▶ [Task requirements]:
Search the records for "Wireguard" and copy each line that holds it.

============================================================

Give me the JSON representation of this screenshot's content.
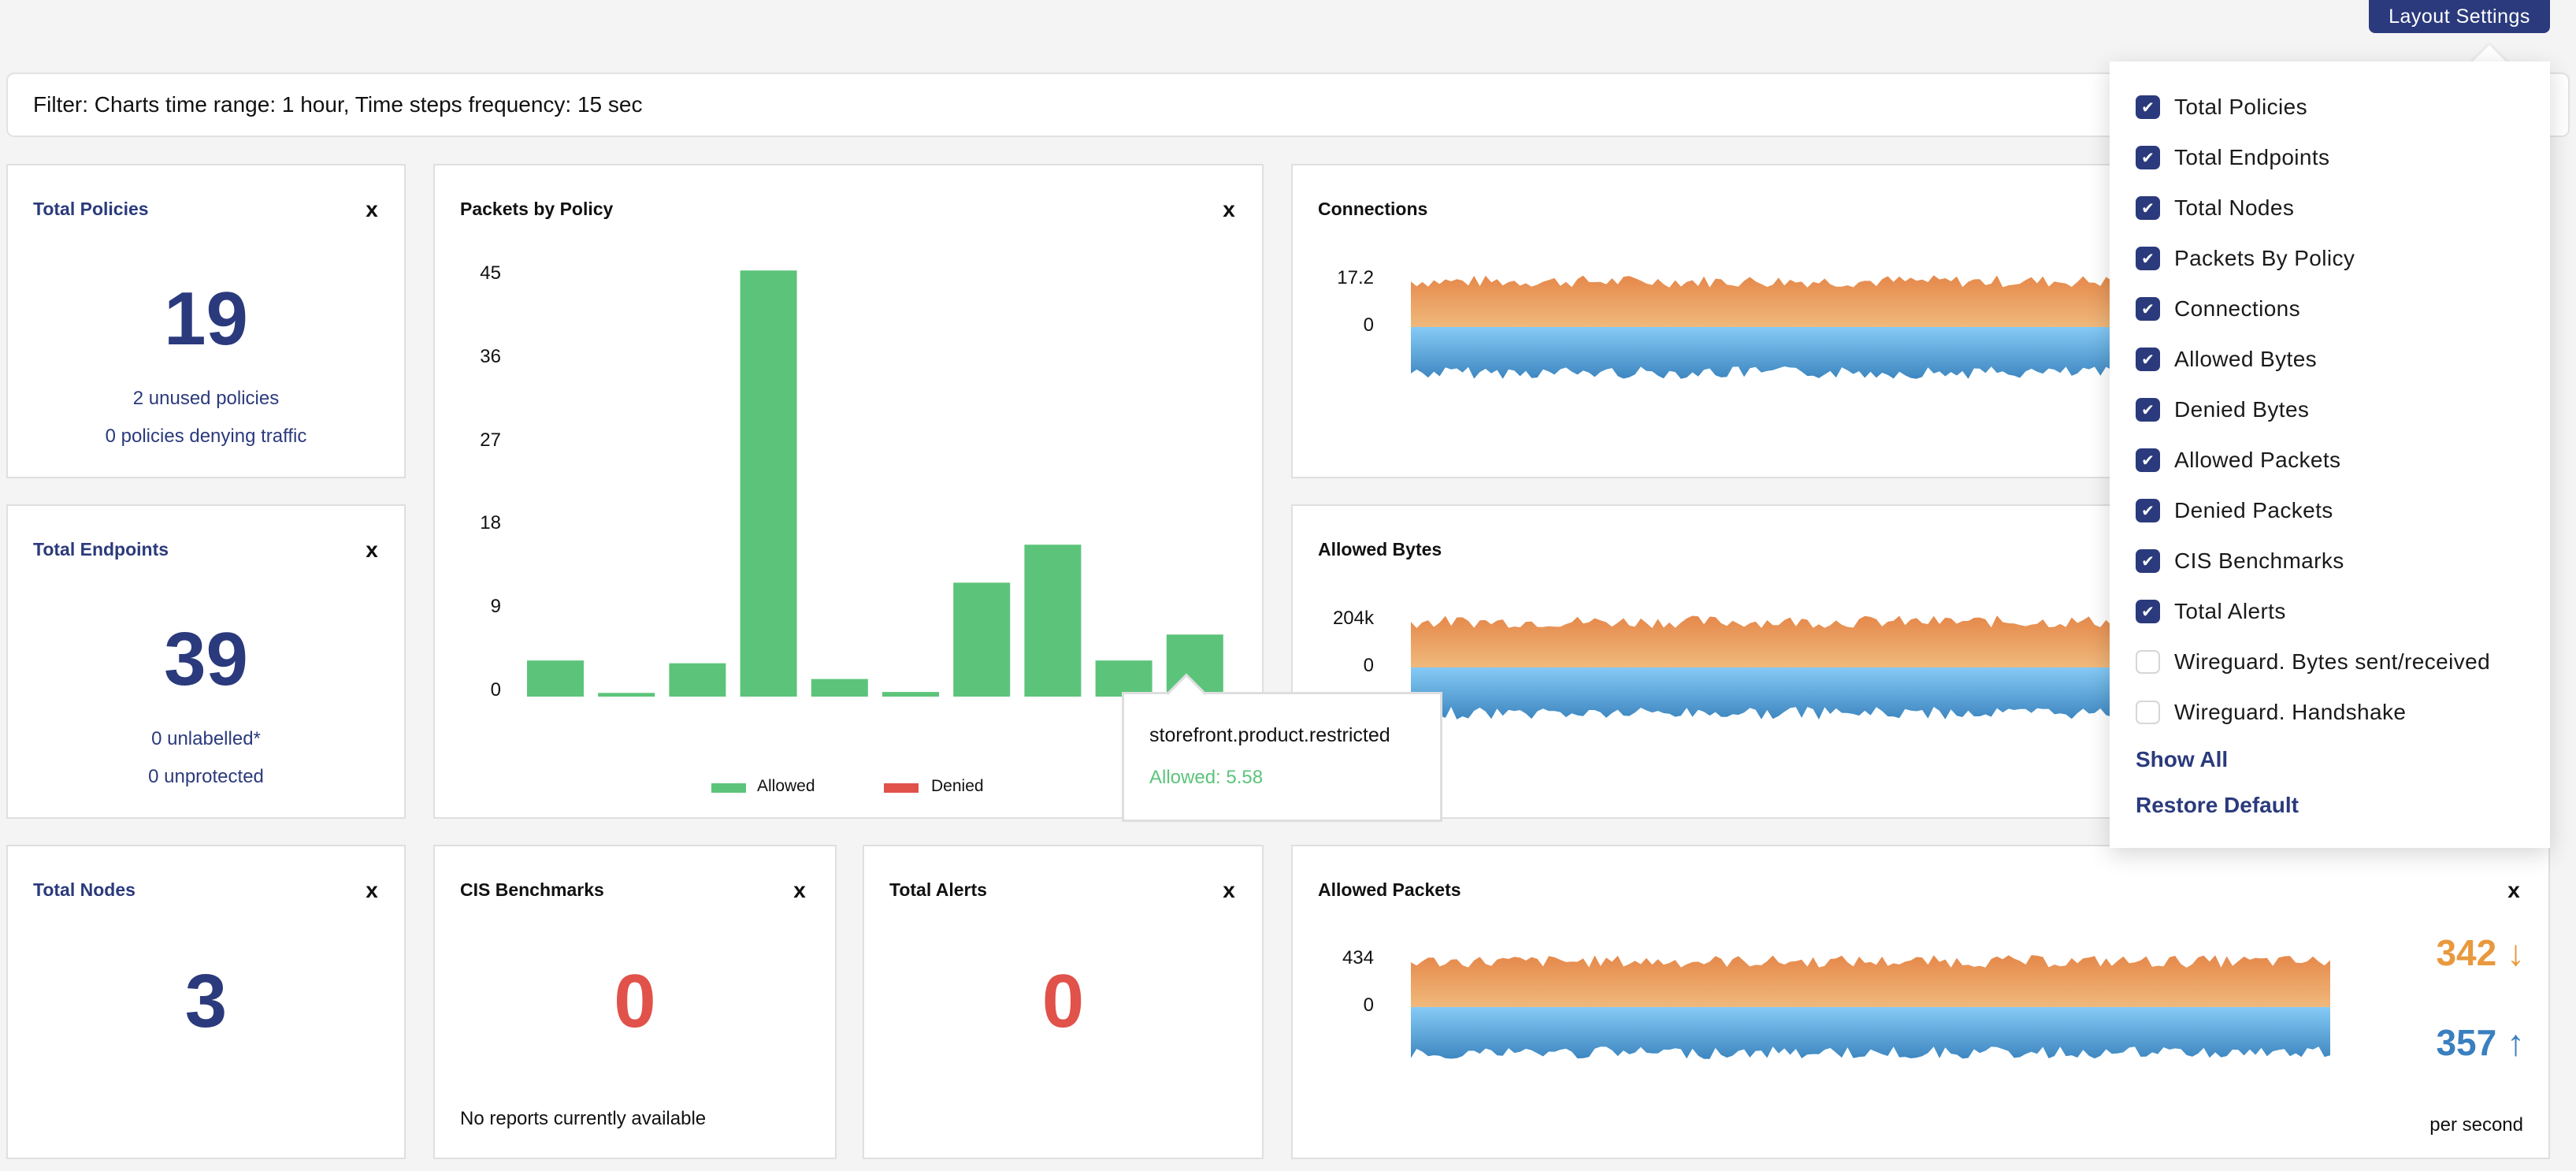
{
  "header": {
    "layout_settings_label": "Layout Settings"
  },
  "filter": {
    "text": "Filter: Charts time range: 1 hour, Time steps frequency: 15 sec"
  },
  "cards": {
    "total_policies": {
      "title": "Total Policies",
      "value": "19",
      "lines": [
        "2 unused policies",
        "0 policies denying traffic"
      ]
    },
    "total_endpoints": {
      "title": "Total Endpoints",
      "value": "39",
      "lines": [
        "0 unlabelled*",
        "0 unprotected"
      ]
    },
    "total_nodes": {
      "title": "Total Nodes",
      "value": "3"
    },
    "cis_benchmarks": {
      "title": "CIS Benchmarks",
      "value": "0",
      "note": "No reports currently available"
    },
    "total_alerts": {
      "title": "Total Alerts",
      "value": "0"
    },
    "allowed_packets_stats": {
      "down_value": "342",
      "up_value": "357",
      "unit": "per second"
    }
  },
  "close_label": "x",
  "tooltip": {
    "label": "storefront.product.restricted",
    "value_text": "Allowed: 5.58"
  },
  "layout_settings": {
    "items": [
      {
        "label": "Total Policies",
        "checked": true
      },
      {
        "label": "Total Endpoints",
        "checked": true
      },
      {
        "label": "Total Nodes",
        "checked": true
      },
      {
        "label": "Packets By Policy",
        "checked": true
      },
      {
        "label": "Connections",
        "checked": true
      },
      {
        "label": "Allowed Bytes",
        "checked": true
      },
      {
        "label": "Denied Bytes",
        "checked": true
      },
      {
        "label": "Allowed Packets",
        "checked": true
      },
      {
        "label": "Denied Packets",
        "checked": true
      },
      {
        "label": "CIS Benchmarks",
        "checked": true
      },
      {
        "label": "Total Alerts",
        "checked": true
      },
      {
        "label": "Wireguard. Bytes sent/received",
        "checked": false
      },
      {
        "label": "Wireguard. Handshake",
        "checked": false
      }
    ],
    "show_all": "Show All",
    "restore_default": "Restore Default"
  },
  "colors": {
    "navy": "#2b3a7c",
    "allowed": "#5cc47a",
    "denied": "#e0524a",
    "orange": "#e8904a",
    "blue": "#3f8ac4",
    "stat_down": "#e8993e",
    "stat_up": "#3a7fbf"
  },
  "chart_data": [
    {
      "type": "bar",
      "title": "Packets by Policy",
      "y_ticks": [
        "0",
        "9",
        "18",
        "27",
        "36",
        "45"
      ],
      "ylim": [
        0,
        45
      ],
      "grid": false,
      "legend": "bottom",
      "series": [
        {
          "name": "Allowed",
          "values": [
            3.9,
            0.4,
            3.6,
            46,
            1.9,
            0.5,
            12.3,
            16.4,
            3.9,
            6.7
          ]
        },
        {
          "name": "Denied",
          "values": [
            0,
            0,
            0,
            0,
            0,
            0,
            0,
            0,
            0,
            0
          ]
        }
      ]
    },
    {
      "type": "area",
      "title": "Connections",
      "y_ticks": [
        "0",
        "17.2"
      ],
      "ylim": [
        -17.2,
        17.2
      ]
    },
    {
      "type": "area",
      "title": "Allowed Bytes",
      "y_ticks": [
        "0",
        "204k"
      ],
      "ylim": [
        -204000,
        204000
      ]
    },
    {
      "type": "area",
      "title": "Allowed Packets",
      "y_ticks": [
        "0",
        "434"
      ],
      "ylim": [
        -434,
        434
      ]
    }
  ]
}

============================================================

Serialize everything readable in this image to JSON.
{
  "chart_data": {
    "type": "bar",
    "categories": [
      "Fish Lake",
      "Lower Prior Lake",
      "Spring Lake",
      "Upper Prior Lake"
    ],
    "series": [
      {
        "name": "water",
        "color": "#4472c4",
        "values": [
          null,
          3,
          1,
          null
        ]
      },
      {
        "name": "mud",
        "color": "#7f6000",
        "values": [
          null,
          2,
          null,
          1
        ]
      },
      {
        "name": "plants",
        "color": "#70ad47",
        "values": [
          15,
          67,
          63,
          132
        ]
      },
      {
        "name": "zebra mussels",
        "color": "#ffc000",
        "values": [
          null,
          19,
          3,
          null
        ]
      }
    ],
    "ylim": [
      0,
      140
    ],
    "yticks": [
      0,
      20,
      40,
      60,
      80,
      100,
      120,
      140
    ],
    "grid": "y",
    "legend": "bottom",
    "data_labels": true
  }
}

============================================================

▶ [Answer to the task]:
        "label": "Wireguard. Bytes sent/received",
        "label": "Wireguard. Handshake",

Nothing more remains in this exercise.